Rows from a dataset:
—————
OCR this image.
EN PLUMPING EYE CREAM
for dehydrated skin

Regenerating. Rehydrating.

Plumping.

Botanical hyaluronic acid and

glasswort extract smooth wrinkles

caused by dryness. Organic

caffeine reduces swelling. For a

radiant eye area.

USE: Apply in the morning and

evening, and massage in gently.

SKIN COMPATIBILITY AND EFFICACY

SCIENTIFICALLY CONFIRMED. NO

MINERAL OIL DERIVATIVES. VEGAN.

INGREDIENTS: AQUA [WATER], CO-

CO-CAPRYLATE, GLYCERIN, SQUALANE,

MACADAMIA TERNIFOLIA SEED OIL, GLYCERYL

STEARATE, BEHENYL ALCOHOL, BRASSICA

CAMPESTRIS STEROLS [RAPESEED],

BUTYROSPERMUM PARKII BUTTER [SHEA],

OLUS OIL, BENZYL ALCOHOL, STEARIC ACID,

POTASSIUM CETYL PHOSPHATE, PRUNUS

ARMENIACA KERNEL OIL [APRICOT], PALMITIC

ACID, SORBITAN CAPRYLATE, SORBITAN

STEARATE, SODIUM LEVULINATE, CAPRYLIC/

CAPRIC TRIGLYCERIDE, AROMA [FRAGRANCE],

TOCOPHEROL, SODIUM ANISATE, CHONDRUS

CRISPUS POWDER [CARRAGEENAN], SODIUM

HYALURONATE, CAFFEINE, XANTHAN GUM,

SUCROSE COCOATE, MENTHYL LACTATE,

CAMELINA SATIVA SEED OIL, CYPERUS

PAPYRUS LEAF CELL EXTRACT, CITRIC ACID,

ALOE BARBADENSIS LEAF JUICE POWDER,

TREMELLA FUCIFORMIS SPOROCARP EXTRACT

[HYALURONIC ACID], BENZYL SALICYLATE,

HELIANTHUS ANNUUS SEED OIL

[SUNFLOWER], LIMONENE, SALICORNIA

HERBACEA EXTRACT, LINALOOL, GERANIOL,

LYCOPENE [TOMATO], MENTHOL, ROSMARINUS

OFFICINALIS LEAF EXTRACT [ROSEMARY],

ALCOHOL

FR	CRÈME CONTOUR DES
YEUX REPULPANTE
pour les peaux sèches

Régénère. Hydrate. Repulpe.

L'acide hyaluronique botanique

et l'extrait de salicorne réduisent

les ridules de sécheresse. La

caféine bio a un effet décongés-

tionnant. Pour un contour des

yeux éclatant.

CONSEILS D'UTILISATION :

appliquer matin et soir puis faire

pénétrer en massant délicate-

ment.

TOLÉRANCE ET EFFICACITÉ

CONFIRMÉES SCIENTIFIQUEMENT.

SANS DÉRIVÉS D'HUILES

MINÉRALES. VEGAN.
—————
• [What to produce] Write every entry out again exactly.

• [The solution]
OCR this image.
EN PLUMPING EYE CREAM
for dehydrated skin

Regenerating. Rehydrating.

Plumping.

Botanical hyaluronic acid and

glasswort extract smooth wrinkles

caused by dryness. Organic

caffeine reduces swelling. For a

radiant eye area.

USE: Apply in the morning and

evening, and massage in gently.

SKIN COMPATIBILITY AND EFFICACY

SCIENTIFICALLY CONFIRMED. NO

MINERAL OIL DERIVATIVES. VEGAN.

INGREDIENTS: AQUA [WATER], CO-

CO-CAPRYLATE, GLYCERIN, SQUALANE,

MACADAMIA TERNIFOLIA SEED OIL, GLYCERYL

STEARATE, BEHENYL ALCOHOL, BRASSICA

CAMPESTRIS STEROLS [RAPESEED],

BUTYROSPERMUM PARKII BUTTER [SHEA],

OLUS OIL, BENZYL ALCOHOL, STEARIC ACID,

POTASSIUM CETYL PHOSPHATE, PRUNUS

ARMENIACA KERNEL OIL [APRICOT], PALMITIC

ACID, SORBITAN CAPRYLATE, SORBITAN

STEARATE, SODIUM LEVULINATE, CAPRYLIC/

CAPRIC TRIGLYCERIDE, AROMA [FRAGRANCE],

TOCOPHEROL, SODIUM ANISATE, CHONDRUS

CRISPUS POWDER [CARRAGEENAN], SODIUM

HYALURONATE, CAFFEINE, XANTHAN GUM,

SUCROSE COCOATE, MENTHYL LACTATE,

CAMELINA SATIVA SEED OIL, CYPERUS

PAPYRUS LEAF CELL EXTRACT, CITRIC ACID,

ALOE BARBADENSIS LEAF JUICE POWDER,

TREMELLA FUCIFORMIS SPOROCARP EXTRACT

[HYALURONIC ACID], BENZYL SALICYLATE,

HELIANTHUS ANNUUS SEED OIL

[SUNFLOWER], LIMONENE, SALICORNIA

HERBACEA EXTRACT, LINALOOL, GERANIOL,

LYCOPENE [TOMATO], MENTHOL, ROSMARINUS

OFFICINALIS LEAF EXTRACT [ROSEMARY],

ALCOHOL

FR	CRÈME CONTOUR DES
YEUX REPULPANTE
pour les peaux sèches

Régénère. Hydrate. Repulpe.

L'acide hyaluronique botanique

et l'extrait de salicorne réduisent

les ridules de sécheresse. La

caféine bio a un effet décongés-

tionnant. Pour un contour des

yeux éclatant.

CONSEILS D'UTILISATION :

appliquer matin et soir puis faire

pénétrer en massant délicate-

ment.

TOLÉRANCE ET EFFICACITÉ

CONFIRMÉES SCIENTIFIQUEMENT.

SANS DÉRIVÉS D'HUILES

MINÉRALES. VEGAN.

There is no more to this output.